What is expected: Reproduce the whole listing, character for character.

------------

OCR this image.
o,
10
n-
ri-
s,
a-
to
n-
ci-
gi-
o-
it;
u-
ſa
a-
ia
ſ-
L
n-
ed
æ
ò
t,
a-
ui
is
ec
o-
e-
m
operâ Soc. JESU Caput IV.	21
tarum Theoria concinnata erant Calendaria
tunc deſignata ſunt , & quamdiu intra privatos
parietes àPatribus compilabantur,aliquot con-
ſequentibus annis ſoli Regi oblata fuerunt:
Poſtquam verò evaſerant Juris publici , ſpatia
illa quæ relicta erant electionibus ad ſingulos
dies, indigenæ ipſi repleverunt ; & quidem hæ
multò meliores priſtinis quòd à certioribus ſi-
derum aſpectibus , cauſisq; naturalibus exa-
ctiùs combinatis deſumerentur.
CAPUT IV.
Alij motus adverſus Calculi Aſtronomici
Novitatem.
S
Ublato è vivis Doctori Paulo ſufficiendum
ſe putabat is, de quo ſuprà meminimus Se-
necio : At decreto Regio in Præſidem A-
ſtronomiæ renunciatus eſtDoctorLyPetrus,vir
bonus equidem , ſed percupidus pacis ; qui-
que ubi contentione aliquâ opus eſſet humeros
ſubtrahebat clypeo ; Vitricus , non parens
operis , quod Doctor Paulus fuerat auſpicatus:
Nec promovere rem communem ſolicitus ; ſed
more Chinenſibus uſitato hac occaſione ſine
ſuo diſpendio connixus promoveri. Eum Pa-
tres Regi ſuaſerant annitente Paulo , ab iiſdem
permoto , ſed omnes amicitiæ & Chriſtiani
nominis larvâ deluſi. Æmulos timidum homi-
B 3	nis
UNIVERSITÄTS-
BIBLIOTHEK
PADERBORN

------------

Reply to the exercise:
OCR this image.
o,
10
n-
ri-
s,
a-
to
n-
ci-
gi-
o-
it;
u-
ſa
a-
ia
ſ-
L
n-
ed
æ
ò
t,
a-
ui
is
ec
o-
e-
m
operâ Soc. JESU Caput IV.	21
tarum Theoria concinnata erant Calendaria
tunc deſignata ſunt , & quamdiu intra privatos
parietes àPatribus compilabantur,aliquot con-
ſequentibus annis ſoli Regi oblata fuerunt:
Poſtquam verò evaſerant Juris publici , ſpatia
illa quæ relicta erant electionibus ad ſingulos
dies, indigenæ ipſi repleverunt ; & quidem hæ
multò meliores priſtinis quòd à certioribus ſi-
derum aſpectibus , cauſisq; naturalibus exa-
ctiùs combinatis deſumerentur.
CAPUT IV.
Alij motus adverſus Calculi Aſtronomici
Novitatem.
S
Ublato è vivis Doctori Paulo ſufficiendum
ſe putabat is, de quo ſuprà meminimus Se-
necio : At decreto Regio in Præſidem A-
ſtronomiæ renunciatus eſtDoctorLyPetrus,vir
bonus equidem , ſed percupidus pacis ; qui-
que ubi contentione aliquâ opus eſſet humeros
ſubtrahebat clypeo ; Vitricus , non parens
operis , quod Doctor Paulus fuerat auſpicatus:
Nec promovere rem communem ſolicitus ; ſed
more Chinenſibus uſitato hac occaſione ſine
ſuo diſpendio connixus promoveri. Eum Pa-
tres Regi ſuaſerant annitente Paulo , ab iiſdem
permoto , ſed omnes amicitiæ & Chriſtiani
nominis larvâ deluſi. Æmulos timidum homi-
B 3	nis
UNIVERSITÄTS-
BIBLIOTHEK
PADERBORN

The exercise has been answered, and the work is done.